Task details
Transcribe the records that follow. Keep every word exactly, and drop the pictures.

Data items
__________

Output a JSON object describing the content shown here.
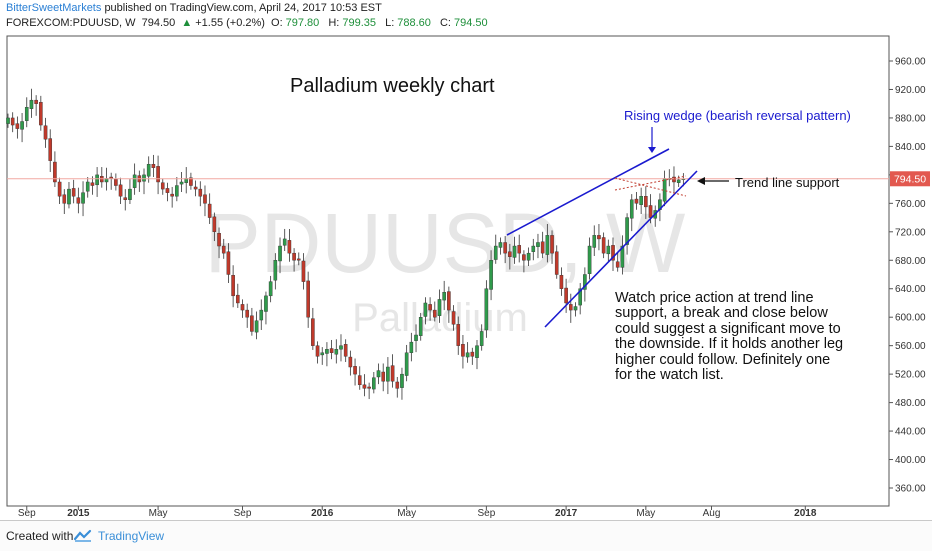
{
  "header": {
    "author": "BitterSweetMarkets",
    "published": "published on TradingView.com, April 24, 2017 10:53 EST",
    "symbol": "FOREXCOM:PDUUSD, W",
    "last": "794.50",
    "change": "+1.55 (+0.2%)",
    "o_label": "O:",
    "o": "797.80",
    "h_label": "H:",
    "h": "799.35",
    "l_label": "L:",
    "l": "788.60",
    "c_label": "C:",
    "c": "794.50"
  },
  "colors": {
    "up": "#2f9a4b",
    "down": "#c0392b",
    "annotation_blue": "#1a1acf",
    "price_tag": "#e2584f",
    "price_line": "#f2a8a2"
  },
  "chart_data": {
    "type": "candlestick",
    "title": "Palladium weekly chart",
    "watermark": {
      "symbol": "PDUUSD, W",
      "name": "Palladium"
    },
    "ylim": [
      335,
      990
    ],
    "y_ticks": [
      "960.00",
      "920.00",
      "880.00",
      "840.00",
      "800.00",
      "760.00",
      "720.00",
      "680.00",
      "640.00",
      "600.00",
      "560.00",
      "520.00",
      "480.00",
      "440.00",
      "400.00",
      "360.00"
    ],
    "x_ticks": [
      {
        "label": "Sep",
        "w": 4,
        "bold": false
      },
      {
        "label": "2015",
        "w": 15,
        "bold": true
      },
      {
        "label": "May",
        "w": 32,
        "bold": false
      },
      {
        "label": "Sep",
        "w": 50,
        "bold": false
      },
      {
        "label": "2016",
        "w": 67,
        "bold": true
      },
      {
        "label": "May",
        "w": 85,
        "bold": false
      },
      {
        "label": "Sep",
        "w": 102,
        "bold": false
      },
      {
        "label": "2017",
        "w": 119,
        "bold": true
      },
      {
        "label": "May",
        "w": 136,
        "bold": false
      },
      {
        "label": "Aug",
        "w": 150,
        "bold": false
      },
      {
        "label": "2018",
        "w": 170,
        "bold": true
      }
    ],
    "last_price": "794.50",
    "closes": [
      880,
      870,
      865,
      875,
      895,
      905,
      900,
      870,
      850,
      820,
      790,
      770,
      760,
      780,
      770,
      760,
      775,
      790,
      785,
      800,
      790,
      795,
      795,
      785,
      770,
      765,
      780,
      800,
      790,
      800,
      815,
      810,
      790,
      780,
      775,
      770,
      785,
      790,
      795,
      785,
      780,
      770,
      760,
      740,
      720,
      700,
      690,
      660,
      630,
      620,
      610,
      600,
      580,
      595,
      610,
      630,
      650,
      680,
      700,
      710,
      690,
      680,
      680,
      650,
      600,
      560,
      545,
      550,
      555,
      550,
      555,
      560,
      545,
      530,
      520,
      505,
      500,
      500,
      515,
      525,
      510,
      530,
      510,
      500,
      520,
      550,
      565,
      575,
      600,
      620,
      610,
      600,
      625,
      635,
      610,
      590,
      560,
      545,
      550,
      545,
      560,
      580,
      640,
      680,
      700,
      705,
      690,
      685,
      700,
      690,
      680,
      690,
      700,
      705,
      690,
      715,
      690,
      660,
      640,
      620,
      610,
      615,
      640,
      660,
      700,
      715,
      710,
      690,
      700,
      680,
      670,
      700,
      740,
      765,
      760,
      770,
      755,
      740,
      750,
      765,
      795,
      795,
      790,
      792.95,
      794.5
    ],
    "watch_text": "Watch price action at trend line support, a break and close below could suggest a significant move to the downside. If it holds another leg higher could follow. Definitely one for the watch list."
  },
  "annotations": {
    "wedge_label": "Rising wedge (bearish reversal pattern)",
    "support_label": "Trend line support"
  },
  "footer": {
    "created_with": "Created with",
    "brand": "TradingView"
  }
}
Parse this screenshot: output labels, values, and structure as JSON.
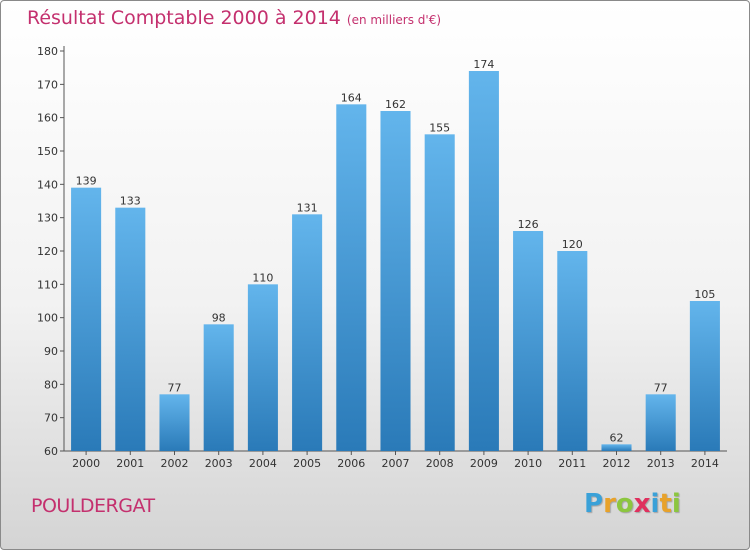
{
  "header": {
    "title": "Résultat Comptable 2000 à 2014",
    "subtitle": "(en milliers d'€)"
  },
  "footer": {
    "commune": "POULDERGAT",
    "logo_letters": [
      "P",
      "r",
      "o",
      "x",
      "i",
      "t",
      "i"
    ],
    "logo_colors": [
      "#3aa1d8",
      "#e8a22a",
      "#8cc63f",
      "#e0305e",
      "#3aa1d8",
      "#e8a22a",
      "#8cc63f"
    ]
  },
  "colors": {
    "bar_light": "#63b5ec",
    "bar_dark": "#2a7ab8",
    "title": "#c4306e"
  },
  "chart_data": {
    "type": "bar",
    "title": "Résultat Comptable 2000 à 2014",
    "subtitle": "(en milliers d'€)",
    "categories": [
      "2000",
      "2001",
      "2002",
      "2003",
      "2004",
      "2005",
      "2006",
      "2007",
      "2008",
      "2009",
      "2010",
      "2011",
      "2012",
      "2013",
      "2014"
    ],
    "values": [
      139,
      133,
      77,
      98,
      110,
      131,
      164,
      162,
      155,
      174,
      126,
      120,
      62,
      77,
      105
    ],
    "ylim": [
      60,
      180
    ],
    "yticks": [
      60,
      70,
      80,
      90,
      100,
      110,
      120,
      130,
      140,
      150,
      160,
      170,
      180
    ],
    "grid": false,
    "data_labels": true
  }
}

__________

Response
Output a JSON object describing the content shown here.
{
  "header": {
    "author": "BitterSweetMarkets",
    "published": "published on TradingView.com, April 24, 2017 10:53 EST",
    "symbol": "FOREXCOM:PDUUSD, W",
    "last": "794.50",
    "change": "+1.55 (+0.2%)",
    "o_label": "O:",
    "o": "797.80",
    "h_label": "H:",
    "h": "799.35",
    "l_label": "L:",
    "l": "788.60",
    "c_label": "C:",
    "c": "794.50"
  },
  "colors": {
    "up": "#2f9a4b",
    "down": "#c0392b",
    "annotation_blue": "#1a1acf",
    "price_tag": "#e2584f",
    "price_line": "#f2a8a2"
  },
  "chart_data": {
    "type": "candlestick",
    "title": "Palladium weekly chart",
    "watermark": {
      "symbol": "PDUUSD, W",
      "name": "Palladium"
    },
    "ylim": [
      335,
      990
    ],
    "y_ticks": [
      "960.00",
      "920.00",
      "880.00",
      "840.00",
      "800.00",
      "760.00",
      "720.00",
      "680.00",
      "640.00",
      "600.00",
      "560.00",
      "520.00",
      "480.00",
      "440.00",
      "400.00",
      "360.00"
    ],
    "x_ticks": [
      {
        "label": "Sep",
        "w": 4,
        "bold": false
      },
      {
        "label": "2015",
        "w": 15,
        "bold": true
      },
      {
        "label": "May",
        "w": 32,
        "bold": false
      },
      {
        "label": "Sep",
        "w": 50,
        "bold": false
      },
      {
        "label": "2016",
        "w": 67,
        "bold": true
      },
      {
        "label": "May",
        "w": 85,
        "bold": false
      },
      {
        "label": "Sep",
        "w": 102,
        "bold": false
      },
      {
        "label": "2017",
        "w": 119,
        "bold": true
      },
      {
        "label": "May",
        "w": 136,
        "bold": false
      },
      {
        "label": "Aug",
        "w": 150,
        "bold": false
      },
      {
        "label": "2018",
        "w": 170,
        "bold": true
      }
    ],
    "last_price": "794.50",
    "closes": [
      880,
      870,
      865,
      875,
      895,
      905,
      900,
      870,
      850,
      820,
      790,
      770,
      760,
      780,
      770,
      760,
      775,
      790,
      785,
      800,
      790,
      795,
      795,
      785,
      770,
      765,
      780,
      800,
      790,
      800,
      815,
      810,
      790,
      780,
      775,
      770,
      785,
      790,
      795,
      785,
      780,
      770,
      760,
      740,
      720,
      700,
      690,
      660,
      630,
      620,
      610,
      600,
      580,
      595,
      610,
      630,
      650,
      680,
      700,
      710,
      690,
      680,
      680,
      650,
      600,
      560,
      545,
      550,
      555,
      550,
      555,
      560,
      545,
      530,
      520,
      505,
      500,
      500,
      515,
      525,
      510,
      530,
      510,
      500,
      520,
      550,
      565,
      575,
      600,
      620,
      610,
      600,
      625,
      635,
      610,
      590,
      560,
      545,
      550,
      545,
      560,
      580,
      640,
      680,
      700,
      705,
      690,
      685,
      700,
      690,
      680,
      690,
      700,
      705,
      690,
      715,
      690,
      660,
      640,
      620,
      610,
      615,
      640,
      660,
      700,
      715,
      710,
      690,
      700,
      680,
      670,
      700,
      740,
      765,
      760,
      770,
      755,
      740,
      750,
      765,
      795,
      795,
      790,
      792.95,
      794.5
    ],
    "watch_text": "Watch price action at trend line support, a break and close below could suggest a significant move to the downside. If it holds another leg higher could follow. Definitely one for the watch list."
  },
  "annotations": {
    "wedge_label": "Rising wedge (bearish reversal pattern)",
    "support_label": "Trend line support"
  },
  "footer": {
    "created_with": "Created with",
    "brand": "TradingView"
  }
}
Parse this screenshot: output labels, values, and structure as JSON.
{
  "header": {
    "title": "Résultat Comptable 2000 à 2014",
    "subtitle": "(en milliers d'€)"
  },
  "footer": {
    "commune": "POULDERGAT",
    "logo_letters": [
      "P",
      "r",
      "o",
      "x",
      "i",
      "t",
      "i"
    ],
    "logo_colors": [
      "#3aa1d8",
      "#e8a22a",
      "#8cc63f",
      "#e0305e",
      "#3aa1d8",
      "#e8a22a",
      "#8cc63f"
    ]
  },
  "colors": {
    "bar_light": "#63b5ec",
    "bar_dark": "#2a7ab8",
    "title": "#c4306e"
  },
  "chart_data": {
    "type": "bar",
    "title": "Résultat Comptable 2000 à 2014",
    "subtitle": "(en milliers d'€)",
    "categories": [
      "2000",
      "2001",
      "2002",
      "2003",
      "2004",
      "2005",
      "2006",
      "2007",
      "2008",
      "2009",
      "2010",
      "2011",
      "2012",
      "2013",
      "2014"
    ],
    "values": [
      139,
      133,
      77,
      98,
      110,
      131,
      164,
      162,
      155,
      174,
      126,
      120,
      62,
      77,
      105
    ],
    "ylim": [
      60,
      180
    ],
    "yticks": [
      60,
      70,
      80,
      90,
      100,
      110,
      120,
      130,
      140,
      150,
      160,
      170,
      180
    ],
    "grid": false,
    "data_labels": true
  }
}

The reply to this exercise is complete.